■ MATERIAL TO PROCESS
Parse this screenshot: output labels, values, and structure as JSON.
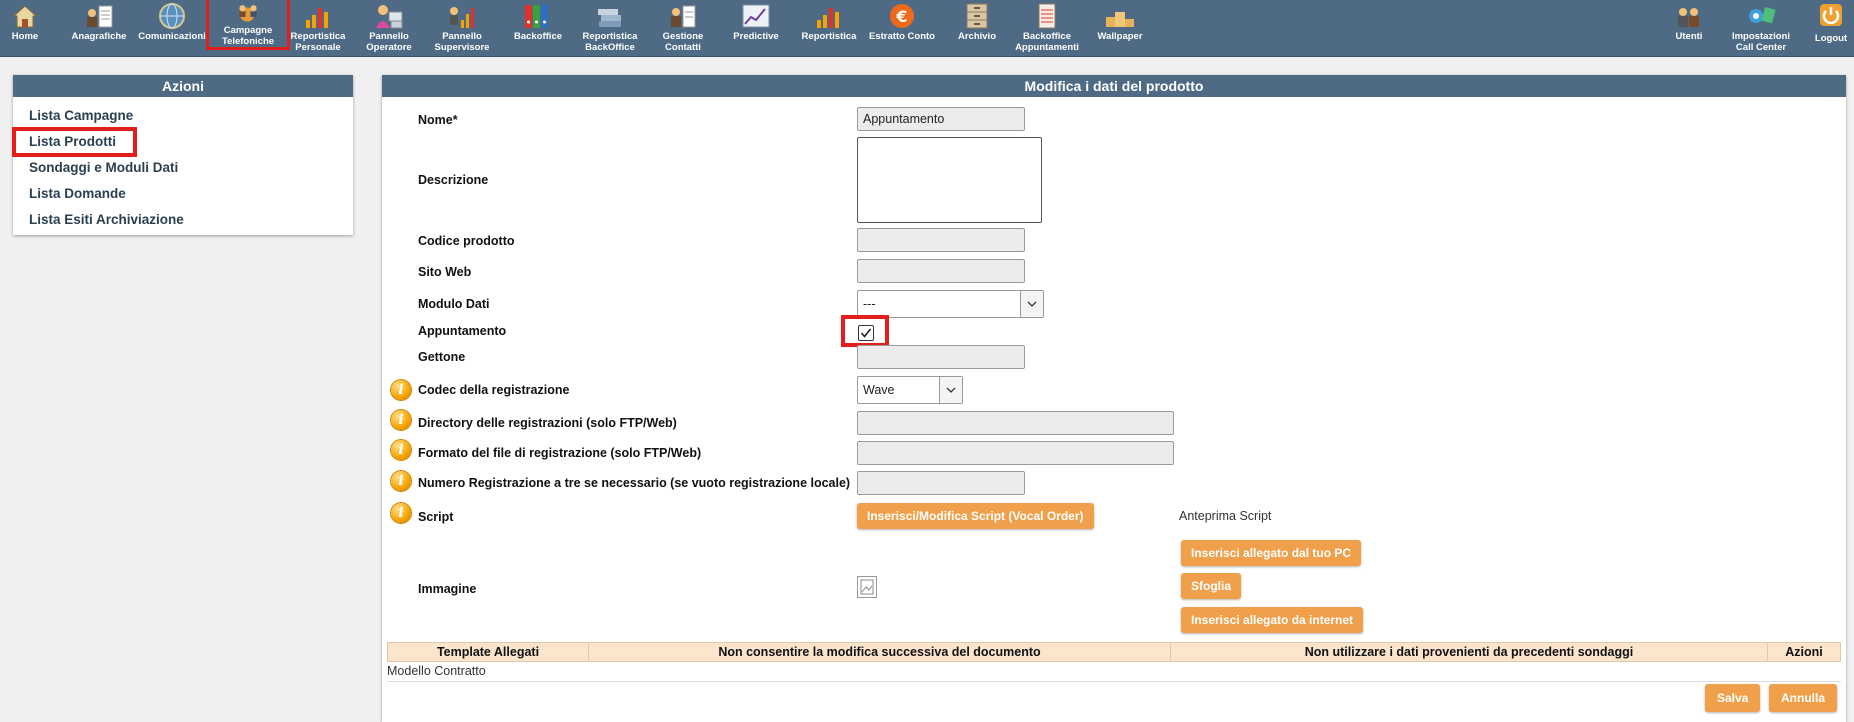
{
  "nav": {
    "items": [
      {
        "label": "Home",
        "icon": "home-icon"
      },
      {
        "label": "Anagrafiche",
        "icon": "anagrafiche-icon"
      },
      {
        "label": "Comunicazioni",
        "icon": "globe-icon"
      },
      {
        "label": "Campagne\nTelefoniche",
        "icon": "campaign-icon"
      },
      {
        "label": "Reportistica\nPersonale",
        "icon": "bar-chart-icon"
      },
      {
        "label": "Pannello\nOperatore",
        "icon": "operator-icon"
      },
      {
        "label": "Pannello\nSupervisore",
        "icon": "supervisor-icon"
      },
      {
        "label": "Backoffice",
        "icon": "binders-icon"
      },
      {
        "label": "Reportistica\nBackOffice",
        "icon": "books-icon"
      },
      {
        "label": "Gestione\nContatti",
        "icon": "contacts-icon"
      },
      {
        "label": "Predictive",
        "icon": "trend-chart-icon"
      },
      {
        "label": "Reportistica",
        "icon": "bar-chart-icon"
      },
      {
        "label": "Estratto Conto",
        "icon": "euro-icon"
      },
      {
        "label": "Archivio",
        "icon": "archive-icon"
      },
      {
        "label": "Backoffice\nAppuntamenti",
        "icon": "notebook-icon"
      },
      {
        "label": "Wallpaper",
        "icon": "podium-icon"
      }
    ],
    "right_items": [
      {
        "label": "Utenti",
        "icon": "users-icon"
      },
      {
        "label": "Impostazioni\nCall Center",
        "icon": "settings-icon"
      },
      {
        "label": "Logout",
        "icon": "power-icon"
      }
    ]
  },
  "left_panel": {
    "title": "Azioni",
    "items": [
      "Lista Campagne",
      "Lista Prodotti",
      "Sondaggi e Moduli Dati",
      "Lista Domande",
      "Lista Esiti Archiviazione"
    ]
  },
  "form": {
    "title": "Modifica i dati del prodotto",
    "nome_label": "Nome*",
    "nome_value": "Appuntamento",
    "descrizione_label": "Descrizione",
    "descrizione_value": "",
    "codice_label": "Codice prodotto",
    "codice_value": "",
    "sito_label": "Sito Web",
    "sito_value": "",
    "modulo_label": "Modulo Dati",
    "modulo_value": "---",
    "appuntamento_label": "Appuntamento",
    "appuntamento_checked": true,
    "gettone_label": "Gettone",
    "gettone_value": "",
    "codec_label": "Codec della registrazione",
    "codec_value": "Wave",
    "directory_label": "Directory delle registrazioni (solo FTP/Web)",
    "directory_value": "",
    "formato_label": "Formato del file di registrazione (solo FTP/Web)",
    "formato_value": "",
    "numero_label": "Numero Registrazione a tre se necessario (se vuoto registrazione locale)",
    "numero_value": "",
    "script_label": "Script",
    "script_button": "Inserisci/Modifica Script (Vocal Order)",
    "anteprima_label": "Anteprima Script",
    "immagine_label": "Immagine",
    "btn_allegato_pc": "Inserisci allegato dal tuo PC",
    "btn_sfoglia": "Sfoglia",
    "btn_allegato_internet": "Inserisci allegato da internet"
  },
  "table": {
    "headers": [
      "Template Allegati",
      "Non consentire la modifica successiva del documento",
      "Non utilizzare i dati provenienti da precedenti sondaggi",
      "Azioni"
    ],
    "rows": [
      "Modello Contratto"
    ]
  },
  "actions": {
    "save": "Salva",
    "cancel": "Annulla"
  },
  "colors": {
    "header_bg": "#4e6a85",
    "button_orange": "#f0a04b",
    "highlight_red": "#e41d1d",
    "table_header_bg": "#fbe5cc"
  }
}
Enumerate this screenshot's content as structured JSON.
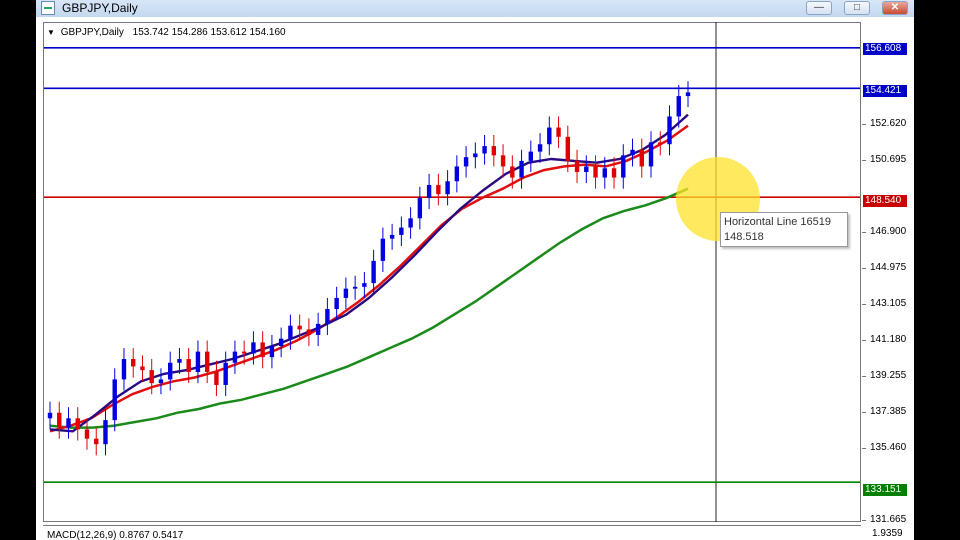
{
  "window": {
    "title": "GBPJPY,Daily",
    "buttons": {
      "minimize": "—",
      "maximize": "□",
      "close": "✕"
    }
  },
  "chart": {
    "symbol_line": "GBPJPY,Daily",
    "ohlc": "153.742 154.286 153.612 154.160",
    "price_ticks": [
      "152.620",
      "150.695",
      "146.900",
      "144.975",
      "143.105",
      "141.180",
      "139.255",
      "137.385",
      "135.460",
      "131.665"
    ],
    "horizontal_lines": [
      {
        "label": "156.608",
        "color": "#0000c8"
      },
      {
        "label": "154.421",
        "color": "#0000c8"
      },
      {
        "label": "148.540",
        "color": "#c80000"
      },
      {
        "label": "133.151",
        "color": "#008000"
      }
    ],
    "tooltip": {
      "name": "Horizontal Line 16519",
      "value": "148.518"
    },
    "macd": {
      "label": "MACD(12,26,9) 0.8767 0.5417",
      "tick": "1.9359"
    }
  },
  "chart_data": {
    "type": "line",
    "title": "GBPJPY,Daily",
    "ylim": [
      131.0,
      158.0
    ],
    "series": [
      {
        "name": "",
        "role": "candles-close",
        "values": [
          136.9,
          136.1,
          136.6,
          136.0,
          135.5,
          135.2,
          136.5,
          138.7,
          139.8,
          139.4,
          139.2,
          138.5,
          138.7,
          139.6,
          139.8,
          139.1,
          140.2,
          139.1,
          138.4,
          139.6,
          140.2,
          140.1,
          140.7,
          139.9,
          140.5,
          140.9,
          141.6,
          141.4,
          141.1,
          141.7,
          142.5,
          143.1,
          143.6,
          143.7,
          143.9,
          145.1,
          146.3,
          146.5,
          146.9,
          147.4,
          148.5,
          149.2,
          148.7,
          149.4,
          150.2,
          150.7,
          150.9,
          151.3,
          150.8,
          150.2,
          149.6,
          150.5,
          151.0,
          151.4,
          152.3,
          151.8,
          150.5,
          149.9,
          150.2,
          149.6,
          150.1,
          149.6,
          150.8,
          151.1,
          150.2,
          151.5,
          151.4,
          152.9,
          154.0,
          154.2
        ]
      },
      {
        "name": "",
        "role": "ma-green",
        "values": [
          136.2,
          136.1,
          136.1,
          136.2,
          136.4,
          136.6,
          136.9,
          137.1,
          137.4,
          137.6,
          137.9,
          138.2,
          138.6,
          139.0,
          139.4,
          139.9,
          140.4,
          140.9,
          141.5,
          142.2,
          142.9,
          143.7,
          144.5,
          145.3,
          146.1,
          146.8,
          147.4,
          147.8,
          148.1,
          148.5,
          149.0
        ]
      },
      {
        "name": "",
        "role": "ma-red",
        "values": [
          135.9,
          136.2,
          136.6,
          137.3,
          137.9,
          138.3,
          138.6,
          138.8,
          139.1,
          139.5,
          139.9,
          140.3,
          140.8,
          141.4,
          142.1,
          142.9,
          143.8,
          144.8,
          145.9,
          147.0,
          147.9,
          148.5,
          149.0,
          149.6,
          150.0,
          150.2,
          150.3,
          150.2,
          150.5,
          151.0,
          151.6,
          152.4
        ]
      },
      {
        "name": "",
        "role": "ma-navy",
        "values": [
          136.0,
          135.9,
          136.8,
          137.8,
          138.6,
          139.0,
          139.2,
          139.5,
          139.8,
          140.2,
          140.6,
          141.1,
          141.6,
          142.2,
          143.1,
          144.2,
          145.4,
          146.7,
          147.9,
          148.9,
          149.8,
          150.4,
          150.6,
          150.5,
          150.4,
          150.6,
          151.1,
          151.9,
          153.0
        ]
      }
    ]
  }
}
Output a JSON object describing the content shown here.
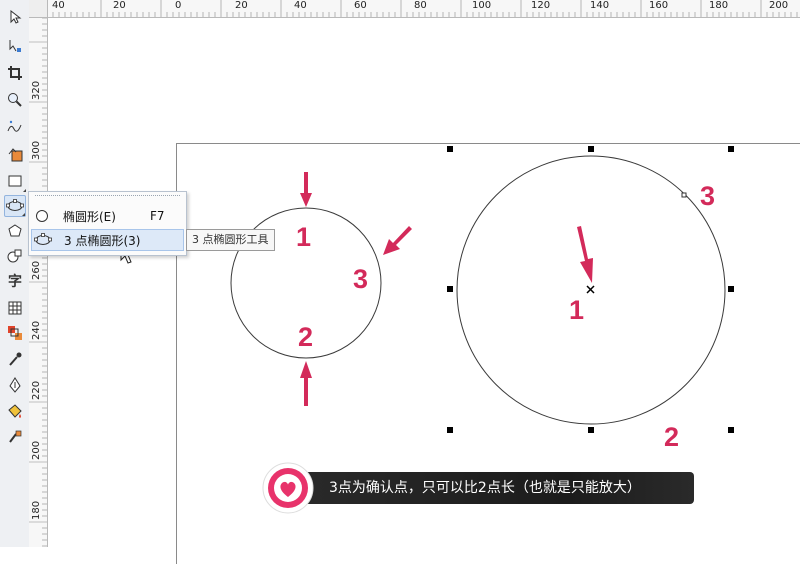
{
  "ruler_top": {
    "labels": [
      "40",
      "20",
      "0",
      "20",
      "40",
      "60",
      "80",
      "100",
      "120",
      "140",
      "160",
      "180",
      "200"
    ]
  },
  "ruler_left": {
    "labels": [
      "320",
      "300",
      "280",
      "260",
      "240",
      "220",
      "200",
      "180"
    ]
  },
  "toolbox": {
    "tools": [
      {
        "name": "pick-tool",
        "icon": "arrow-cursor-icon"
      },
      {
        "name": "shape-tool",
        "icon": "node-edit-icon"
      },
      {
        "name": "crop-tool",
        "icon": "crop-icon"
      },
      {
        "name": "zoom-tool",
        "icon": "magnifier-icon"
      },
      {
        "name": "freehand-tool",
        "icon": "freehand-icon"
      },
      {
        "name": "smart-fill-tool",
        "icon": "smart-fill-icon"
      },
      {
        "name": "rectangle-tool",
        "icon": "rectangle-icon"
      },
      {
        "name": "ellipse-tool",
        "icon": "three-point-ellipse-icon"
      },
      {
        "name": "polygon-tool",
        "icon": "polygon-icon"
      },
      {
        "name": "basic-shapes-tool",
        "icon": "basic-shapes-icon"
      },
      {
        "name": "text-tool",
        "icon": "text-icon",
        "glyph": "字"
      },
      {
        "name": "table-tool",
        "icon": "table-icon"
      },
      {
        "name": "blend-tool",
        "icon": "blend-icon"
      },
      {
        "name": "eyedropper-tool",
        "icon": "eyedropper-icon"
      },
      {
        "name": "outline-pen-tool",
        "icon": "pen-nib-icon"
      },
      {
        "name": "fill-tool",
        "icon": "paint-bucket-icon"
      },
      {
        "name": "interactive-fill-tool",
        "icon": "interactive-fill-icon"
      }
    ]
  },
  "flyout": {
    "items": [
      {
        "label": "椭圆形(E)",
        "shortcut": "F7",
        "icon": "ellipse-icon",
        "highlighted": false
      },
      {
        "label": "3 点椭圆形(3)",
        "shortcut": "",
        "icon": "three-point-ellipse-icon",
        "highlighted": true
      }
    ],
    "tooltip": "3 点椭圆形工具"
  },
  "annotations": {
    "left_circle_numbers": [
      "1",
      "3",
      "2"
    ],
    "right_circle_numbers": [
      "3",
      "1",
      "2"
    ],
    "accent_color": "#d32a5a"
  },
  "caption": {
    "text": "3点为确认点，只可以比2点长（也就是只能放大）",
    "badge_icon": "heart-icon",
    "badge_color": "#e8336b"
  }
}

■ DIRECTIONS FOR THIS TASK
List every line above that holds the word "allegato".

■ RESULT OF THIS EXERCISE
    "btn_allegato_pc": "Inserisci allegato dal tuo PC",
    "btn_allegato_internet": "Inserisci allegato da internet"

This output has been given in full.